■ Task to carry out
Copy every line with the string "varje" in it.

■ Data to use
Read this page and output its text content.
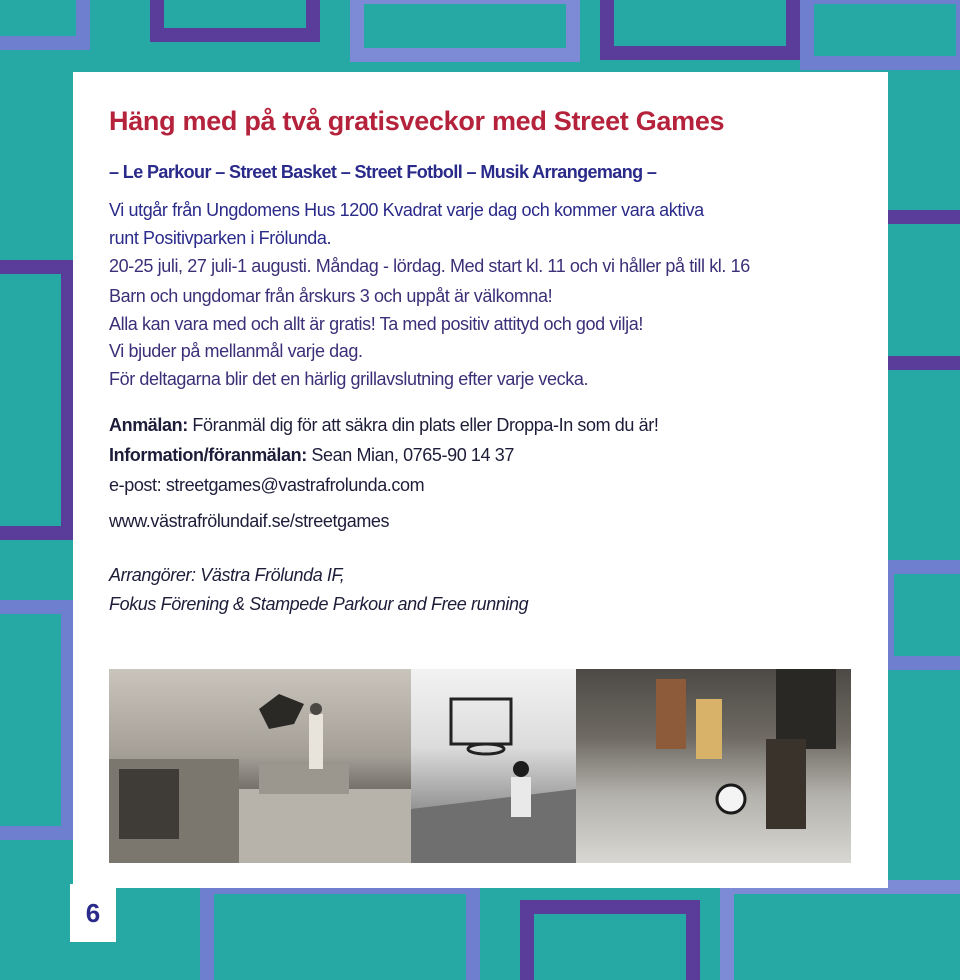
Häng med på två gratisveckor med Street Games

– Le Parkour – Street Basket – Street Fotboll – Musik Arrangemang –

Vi utgår från Ungdomens Hus 1200 Kvadrat varje dag och kommer vara aktiva
runt Positivparken i Frölunda.
20-25 juli, 27 juli-1 augusti. Måndag - lördag. Med start kl. 11 och vi håller på till kl. 16
Barn och ungdomar från årskurs 3 och uppåt är välkomna!
Alla kan vara med och allt är gratis! Ta med positiv attityd och god vilja!
Vi bjuder på mellanmål varje dag.
För deltagarna blir det en härlig grillavslutning efter varje vecka.
Anmälan: Föranmäl dig för att säkra din plats eller Droppa-In som du är!
Information/föranmälan: Sean Mian, 0765-90 14 37
e-post: streetgames@vastrafrolunda.com
www.västrafrölundaif.se/streetgames
Arrangörer: Västra Frölunda IF,
Fokus Förening & Stampede Parkour and Free running
6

■ The reply
Vi utgår från Ungdomens Hus 1200 Kvadrat varje dag och kommer vara aktiva
Vi bjuder på mellanmål varje dag.
För deltagarna blir det en härlig grillavslutning efter varje vecka.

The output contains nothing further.